• _Exercise input_:
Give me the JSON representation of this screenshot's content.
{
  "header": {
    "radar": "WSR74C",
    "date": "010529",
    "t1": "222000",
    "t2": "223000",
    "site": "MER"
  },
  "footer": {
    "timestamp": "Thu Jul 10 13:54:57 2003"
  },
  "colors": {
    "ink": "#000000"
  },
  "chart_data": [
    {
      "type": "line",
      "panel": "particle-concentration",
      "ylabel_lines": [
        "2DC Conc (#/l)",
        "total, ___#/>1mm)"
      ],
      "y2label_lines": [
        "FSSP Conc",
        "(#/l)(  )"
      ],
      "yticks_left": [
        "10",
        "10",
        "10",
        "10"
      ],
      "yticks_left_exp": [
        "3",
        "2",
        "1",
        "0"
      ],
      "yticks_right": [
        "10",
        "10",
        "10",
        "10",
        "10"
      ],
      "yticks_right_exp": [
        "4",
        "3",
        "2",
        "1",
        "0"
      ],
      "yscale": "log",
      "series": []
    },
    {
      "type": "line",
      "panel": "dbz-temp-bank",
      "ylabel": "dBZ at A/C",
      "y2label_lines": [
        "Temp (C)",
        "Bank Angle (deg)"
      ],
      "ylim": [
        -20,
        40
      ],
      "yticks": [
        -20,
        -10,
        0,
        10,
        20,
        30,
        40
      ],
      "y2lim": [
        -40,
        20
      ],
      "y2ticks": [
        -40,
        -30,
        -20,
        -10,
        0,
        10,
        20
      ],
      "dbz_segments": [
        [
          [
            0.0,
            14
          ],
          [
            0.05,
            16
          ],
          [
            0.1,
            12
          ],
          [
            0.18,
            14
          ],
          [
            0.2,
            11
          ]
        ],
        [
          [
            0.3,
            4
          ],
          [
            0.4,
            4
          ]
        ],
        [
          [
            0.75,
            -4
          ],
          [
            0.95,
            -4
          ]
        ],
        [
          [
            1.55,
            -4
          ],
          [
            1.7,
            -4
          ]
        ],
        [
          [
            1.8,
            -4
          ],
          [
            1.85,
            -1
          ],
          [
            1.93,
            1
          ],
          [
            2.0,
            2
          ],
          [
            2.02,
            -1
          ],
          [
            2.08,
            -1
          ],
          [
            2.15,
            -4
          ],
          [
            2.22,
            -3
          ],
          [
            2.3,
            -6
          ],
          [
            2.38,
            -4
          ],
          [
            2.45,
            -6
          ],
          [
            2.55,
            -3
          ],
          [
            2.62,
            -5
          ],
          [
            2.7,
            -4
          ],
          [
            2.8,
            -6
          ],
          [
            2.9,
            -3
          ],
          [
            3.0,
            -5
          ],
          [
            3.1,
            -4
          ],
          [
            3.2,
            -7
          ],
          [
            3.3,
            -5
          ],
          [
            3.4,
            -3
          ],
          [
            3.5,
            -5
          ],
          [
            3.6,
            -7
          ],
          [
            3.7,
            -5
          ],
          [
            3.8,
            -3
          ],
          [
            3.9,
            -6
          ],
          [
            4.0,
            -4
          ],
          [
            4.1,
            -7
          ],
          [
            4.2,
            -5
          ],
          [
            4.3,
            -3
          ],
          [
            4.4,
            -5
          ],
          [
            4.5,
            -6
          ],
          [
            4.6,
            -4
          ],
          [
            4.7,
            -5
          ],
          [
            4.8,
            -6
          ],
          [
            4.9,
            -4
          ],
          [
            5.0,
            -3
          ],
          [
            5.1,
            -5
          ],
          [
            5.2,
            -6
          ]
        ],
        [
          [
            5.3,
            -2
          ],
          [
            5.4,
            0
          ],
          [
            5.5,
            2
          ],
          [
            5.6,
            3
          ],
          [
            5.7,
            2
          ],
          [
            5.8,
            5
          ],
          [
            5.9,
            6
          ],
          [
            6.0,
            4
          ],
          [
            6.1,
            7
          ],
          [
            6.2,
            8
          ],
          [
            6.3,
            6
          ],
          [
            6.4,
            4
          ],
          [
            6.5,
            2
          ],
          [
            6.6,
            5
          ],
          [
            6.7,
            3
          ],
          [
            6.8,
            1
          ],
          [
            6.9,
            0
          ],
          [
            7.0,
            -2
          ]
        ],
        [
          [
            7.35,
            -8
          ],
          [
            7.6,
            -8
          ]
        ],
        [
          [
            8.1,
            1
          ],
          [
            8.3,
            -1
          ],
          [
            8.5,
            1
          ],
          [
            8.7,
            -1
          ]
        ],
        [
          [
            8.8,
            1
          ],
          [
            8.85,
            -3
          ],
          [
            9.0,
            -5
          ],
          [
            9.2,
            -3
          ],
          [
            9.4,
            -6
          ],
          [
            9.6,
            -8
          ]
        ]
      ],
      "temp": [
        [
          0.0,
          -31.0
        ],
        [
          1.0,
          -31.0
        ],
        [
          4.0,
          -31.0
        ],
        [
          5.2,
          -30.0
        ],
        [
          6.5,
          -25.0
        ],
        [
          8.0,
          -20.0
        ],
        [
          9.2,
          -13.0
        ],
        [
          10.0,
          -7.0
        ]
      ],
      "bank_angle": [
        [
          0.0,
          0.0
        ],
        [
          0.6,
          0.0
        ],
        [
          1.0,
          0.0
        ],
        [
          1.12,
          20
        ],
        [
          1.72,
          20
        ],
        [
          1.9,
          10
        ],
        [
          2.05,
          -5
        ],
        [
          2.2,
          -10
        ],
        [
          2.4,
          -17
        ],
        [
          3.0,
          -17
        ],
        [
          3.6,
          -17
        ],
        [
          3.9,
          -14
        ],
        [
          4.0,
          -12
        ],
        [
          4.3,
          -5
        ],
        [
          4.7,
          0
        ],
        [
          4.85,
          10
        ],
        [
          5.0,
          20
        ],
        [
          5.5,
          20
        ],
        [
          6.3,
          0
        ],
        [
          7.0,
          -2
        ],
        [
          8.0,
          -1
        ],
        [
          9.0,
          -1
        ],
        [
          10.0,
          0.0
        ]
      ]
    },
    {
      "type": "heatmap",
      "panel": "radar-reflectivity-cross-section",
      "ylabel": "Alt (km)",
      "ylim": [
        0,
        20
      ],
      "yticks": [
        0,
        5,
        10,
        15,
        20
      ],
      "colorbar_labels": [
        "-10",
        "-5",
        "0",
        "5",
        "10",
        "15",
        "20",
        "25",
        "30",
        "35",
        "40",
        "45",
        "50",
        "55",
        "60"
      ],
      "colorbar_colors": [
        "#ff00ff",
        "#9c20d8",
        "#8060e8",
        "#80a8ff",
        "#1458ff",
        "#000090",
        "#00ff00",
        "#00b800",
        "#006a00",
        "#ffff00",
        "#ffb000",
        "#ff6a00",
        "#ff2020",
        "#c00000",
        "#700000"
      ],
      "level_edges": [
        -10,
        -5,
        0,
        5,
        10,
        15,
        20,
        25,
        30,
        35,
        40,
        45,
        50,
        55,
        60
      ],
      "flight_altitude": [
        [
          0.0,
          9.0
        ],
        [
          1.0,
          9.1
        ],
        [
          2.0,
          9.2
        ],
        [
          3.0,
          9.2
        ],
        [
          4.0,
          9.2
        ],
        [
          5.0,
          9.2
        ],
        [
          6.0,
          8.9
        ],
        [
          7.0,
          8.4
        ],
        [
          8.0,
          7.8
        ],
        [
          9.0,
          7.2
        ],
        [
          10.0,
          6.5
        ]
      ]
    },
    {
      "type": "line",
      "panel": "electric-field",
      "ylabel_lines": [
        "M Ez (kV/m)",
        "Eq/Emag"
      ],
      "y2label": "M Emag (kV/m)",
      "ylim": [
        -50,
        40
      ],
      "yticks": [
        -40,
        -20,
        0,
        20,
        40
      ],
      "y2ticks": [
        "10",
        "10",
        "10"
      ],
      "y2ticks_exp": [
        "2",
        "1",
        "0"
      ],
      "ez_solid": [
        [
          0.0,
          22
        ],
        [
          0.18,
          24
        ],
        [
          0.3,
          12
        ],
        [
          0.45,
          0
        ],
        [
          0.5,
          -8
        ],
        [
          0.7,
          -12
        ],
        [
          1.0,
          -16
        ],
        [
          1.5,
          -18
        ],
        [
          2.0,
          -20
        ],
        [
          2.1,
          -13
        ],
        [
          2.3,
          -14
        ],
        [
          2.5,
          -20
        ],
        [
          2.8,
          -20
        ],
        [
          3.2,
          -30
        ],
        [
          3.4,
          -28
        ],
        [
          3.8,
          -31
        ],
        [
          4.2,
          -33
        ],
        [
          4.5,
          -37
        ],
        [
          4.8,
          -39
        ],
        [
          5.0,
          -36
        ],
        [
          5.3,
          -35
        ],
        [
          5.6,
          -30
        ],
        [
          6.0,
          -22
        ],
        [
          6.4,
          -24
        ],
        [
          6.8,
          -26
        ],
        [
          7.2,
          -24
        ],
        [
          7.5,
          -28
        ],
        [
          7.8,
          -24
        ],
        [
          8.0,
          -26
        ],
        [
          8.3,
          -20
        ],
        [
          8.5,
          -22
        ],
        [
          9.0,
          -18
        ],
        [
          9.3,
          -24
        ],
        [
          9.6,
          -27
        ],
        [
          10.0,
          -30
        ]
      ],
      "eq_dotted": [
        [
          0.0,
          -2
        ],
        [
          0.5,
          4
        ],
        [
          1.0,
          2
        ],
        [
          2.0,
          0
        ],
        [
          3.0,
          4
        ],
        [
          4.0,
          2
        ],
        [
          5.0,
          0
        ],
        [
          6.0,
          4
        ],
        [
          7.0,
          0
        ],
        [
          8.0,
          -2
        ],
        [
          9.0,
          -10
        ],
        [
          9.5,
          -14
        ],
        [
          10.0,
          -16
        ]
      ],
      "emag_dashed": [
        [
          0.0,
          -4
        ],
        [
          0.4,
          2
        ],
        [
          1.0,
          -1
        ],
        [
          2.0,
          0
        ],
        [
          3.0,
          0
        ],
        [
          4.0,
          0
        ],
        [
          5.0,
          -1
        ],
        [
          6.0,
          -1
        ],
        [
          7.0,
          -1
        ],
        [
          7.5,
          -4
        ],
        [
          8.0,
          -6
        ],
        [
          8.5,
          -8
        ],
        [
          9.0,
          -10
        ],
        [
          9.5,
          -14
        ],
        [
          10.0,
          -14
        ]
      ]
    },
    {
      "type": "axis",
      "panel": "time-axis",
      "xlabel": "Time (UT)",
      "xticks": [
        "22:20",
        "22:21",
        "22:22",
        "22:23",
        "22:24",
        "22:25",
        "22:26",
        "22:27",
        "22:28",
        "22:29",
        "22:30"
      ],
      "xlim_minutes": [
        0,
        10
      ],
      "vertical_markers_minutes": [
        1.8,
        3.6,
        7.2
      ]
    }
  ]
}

• _The request_:
Find the word "radar" in the entries above and gather every line that holds it.

• _Correct result_:
    "radar": "WSR74C",
      "panel": "radar-reflectivity-cross-section",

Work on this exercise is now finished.